◆ Exercise instructions: Copy out all the entries word for word.
## START Records for processing
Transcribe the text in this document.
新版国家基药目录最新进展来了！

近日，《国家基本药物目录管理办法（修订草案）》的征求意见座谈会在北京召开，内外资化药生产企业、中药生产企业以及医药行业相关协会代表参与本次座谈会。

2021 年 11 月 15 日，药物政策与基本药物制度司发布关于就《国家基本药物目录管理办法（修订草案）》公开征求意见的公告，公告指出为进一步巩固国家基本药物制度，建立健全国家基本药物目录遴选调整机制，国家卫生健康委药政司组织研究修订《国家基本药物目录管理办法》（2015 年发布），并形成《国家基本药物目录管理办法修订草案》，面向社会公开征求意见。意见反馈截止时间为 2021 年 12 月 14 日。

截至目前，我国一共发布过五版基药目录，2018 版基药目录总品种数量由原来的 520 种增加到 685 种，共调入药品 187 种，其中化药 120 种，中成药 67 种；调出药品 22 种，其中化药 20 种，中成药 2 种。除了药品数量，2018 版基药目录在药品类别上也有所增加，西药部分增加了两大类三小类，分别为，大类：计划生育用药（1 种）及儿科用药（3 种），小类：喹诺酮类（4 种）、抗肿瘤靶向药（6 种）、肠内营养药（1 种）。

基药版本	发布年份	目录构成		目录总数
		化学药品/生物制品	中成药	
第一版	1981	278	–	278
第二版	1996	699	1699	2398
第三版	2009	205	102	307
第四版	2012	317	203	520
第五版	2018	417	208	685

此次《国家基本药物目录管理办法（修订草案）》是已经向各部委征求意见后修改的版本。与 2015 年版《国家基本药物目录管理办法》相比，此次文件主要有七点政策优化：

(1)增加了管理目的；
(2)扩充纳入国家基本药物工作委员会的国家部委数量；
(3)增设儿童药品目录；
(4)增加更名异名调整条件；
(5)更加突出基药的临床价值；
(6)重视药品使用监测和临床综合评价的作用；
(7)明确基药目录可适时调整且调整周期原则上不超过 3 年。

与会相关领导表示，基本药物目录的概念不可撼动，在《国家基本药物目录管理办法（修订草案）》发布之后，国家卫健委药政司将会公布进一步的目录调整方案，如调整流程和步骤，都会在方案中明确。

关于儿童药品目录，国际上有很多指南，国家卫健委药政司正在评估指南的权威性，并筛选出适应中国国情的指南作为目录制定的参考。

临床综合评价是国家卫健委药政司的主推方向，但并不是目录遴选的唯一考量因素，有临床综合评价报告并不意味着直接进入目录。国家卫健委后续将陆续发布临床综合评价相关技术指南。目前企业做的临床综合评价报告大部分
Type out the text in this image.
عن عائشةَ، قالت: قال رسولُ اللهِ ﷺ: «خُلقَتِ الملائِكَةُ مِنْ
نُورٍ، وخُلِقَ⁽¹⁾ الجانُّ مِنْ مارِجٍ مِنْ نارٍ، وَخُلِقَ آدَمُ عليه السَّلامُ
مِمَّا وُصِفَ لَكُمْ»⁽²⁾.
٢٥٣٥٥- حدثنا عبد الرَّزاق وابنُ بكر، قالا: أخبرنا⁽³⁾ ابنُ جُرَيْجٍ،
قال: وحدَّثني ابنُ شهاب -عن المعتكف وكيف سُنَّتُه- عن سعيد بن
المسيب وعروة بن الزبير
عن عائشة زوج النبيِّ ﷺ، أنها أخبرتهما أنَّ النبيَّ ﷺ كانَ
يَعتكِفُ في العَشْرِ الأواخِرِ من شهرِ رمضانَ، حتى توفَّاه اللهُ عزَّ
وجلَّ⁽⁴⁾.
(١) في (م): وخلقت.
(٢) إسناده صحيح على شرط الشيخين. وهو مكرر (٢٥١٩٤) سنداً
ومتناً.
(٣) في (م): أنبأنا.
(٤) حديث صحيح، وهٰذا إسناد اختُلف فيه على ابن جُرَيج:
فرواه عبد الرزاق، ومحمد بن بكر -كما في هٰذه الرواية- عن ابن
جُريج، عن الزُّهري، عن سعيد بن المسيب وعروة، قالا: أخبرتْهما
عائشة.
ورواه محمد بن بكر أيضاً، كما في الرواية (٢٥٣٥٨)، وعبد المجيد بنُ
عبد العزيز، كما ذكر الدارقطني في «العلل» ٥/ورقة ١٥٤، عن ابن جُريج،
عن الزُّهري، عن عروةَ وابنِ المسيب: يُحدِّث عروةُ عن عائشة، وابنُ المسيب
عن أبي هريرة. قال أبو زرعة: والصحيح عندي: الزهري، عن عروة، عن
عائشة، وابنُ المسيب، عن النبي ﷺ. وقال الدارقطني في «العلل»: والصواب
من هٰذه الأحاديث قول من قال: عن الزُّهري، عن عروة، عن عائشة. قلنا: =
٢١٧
## END Records for processing
◆ Exercise result:
Transcribe the text in this document.
新版国家基药目录最新进展来了！

近日，《国家基本药物目录管理办法（修订草案）》的征求意见座谈会在北京召开，内外资化药生产企业、中药生产企业以及医药行业相关协会代表参与本次座谈会。

2021 年 11 月 15 日，药物政策与基本药物制度司发布关于就《国家基本药物目录管理办法（修订草案）》公开征求意见的公告，公告指出为进一步巩固国家基本药物制度，建立健全国家基本药物目录遴选调整机制，国家卫生健康委药政司组织研究修订《国家基本药物目录管理办法》（2015 年发布），并形成《国家基本药物目录管理办法修订草案》，面向社会公开征求意见。意见反馈截止时间为 2021 年 12 月 14 日。

截至目前，我国一共发布过五版基药目录，2018 版基药目录总品种数量由原来的 520 种增加到 685 种，共调入药品 187 种，其中化药 120 种，中成药 67 种；调出药品 22 种，其中化药 20 种，中成药 2 种。除了药品数量，2018 版基药目录在药品类别上也有所增加，西药部分增加了两大类三小类，分别为，大类：计划生育用药（1 种）及儿科用药（3 种），小类：喹诺酮类（4 种）、抗肿瘤靶向药（6 种）、肠内营养药（1 种）。

基药版本	发布年份	目录构成		目录总数
		化学药品/生物制品	中成药	
第一版	1981	278	–	278
第二版	1996	699	1699	2398
第三版	2009	205	102	307
第四版	2012	317	203	520
第五版	2018	417	208	685

此次《国家基本药物目录管理办法（修订草案）》是已经向各部委征求意见后修改的版本。与 2015 年版《国家基本药物目录管理办法》相比，此次文件主要有七点政策优化：

(1)增加了管理目的；
(2)扩充纳入国家基本药物工作委员会的国家部委数量；
(3)增设儿童药品目录；
(4)增加更名异名调整条件；
(5)更加突出基药的临床价值；
(6)重视药品使用监测和临床综合评价的作用；
(7)明确基药目录可适时调整且调整周期原则上不超过 3 年。

与会相关领导表示，基本药物目录的概念不可撼动，在《国家基本药物目录管理办法（修订草案）》发布之后，国家卫健委药政司将会公布进一步的目录调整方案，如调整流程和步骤，都会在方案中明确。

关于儿童药品目录，国际上有很多指南，国家卫健委药政司正在评估指南的权威性，并筛选出适应中国国情的指南作为目录制定的参考。

临床综合评价是国家卫健委药政司的主推方向，但并不是目录遴选的唯一考量因素，有临床综合评价报告并不意味着直接进入目录。国家卫健委后续将陆续发布临床综合评价相关技术指南。目前企业做的临床综合评价报告大部分
Type out the text in this image.
عن عائشةَ، قالت: قال رسولُ اللهِ ﷺ: «خُلقَتِ الملائِكَةُ مِنْ
نُورٍ، وخُلِقَ⁽¹⁾ الجانُّ مِنْ مارِجٍ مِنْ نارٍ، وَخُلِقَ آدَمُ عليه السَّلامُ
مِمَّا وُصِفَ لَكُمْ»⁽²⁾.
٢٥٣٥٥- حدثنا عبد الرَّزاق وابنُ بكر، قالا: أخبرنا⁽³⁾ ابنُ جُرَيْجٍ،
قال: وحدَّثني ابنُ شهاب -عن المعتكف وكيف سُنَّتُه- عن سعيد بن
المسيب وعروة بن الزبير
عن عائشة زوج النبيِّ ﷺ، أنها أخبرتهما أنَّ النبيَّ ﷺ كانَ
يَعتكِفُ في العَشْرِ الأواخِرِ من شهرِ رمضانَ، حتى توفَّاه اللهُ عزَّ
وجلَّ⁽⁴⁾.
(١) في (م): وخلقت.
(٢) إسناده صحيح على شرط الشيخين. وهو مكرر (٢٥١٩٤) سنداً
ومتناً.
(٣) في (م): أنبأنا.
(٤) حديث صحيح، وهٰذا إسناد اختُلف فيه على ابن جُرَيج:
فرواه عبد الرزاق، ومحمد بن بكر -كما في هٰذه الرواية- عن ابن
جُريج، عن الزُّهري، عن سعيد بن المسيب وعروة، قالا: أخبرتْهما
عائشة.
ورواه محمد بن بكر أيضاً، كما في الرواية (٢٥٣٥٨)، وعبد المجيد بنُ
عبد العزيز، كما ذكر الدارقطني في «العلل» ٥/ورقة ١٥٤، عن ابن جُريج،
عن الزُّهري، عن عروةَ وابنِ المسيب: يُحدِّث عروةُ عن عائشة، وابنُ المسيب
عن أبي هريرة. قال أبو زرعة: والصحيح عندي: الزهري، عن عروة، عن
عائشة، وابنُ المسيب، عن النبي ﷺ. وقال الدارقطني في «العلل»: والصواب
من هٰذه الأحاديث قول من قال: عن الزُّهري، عن عروة، عن عائشة. قلنا: =
٢١٧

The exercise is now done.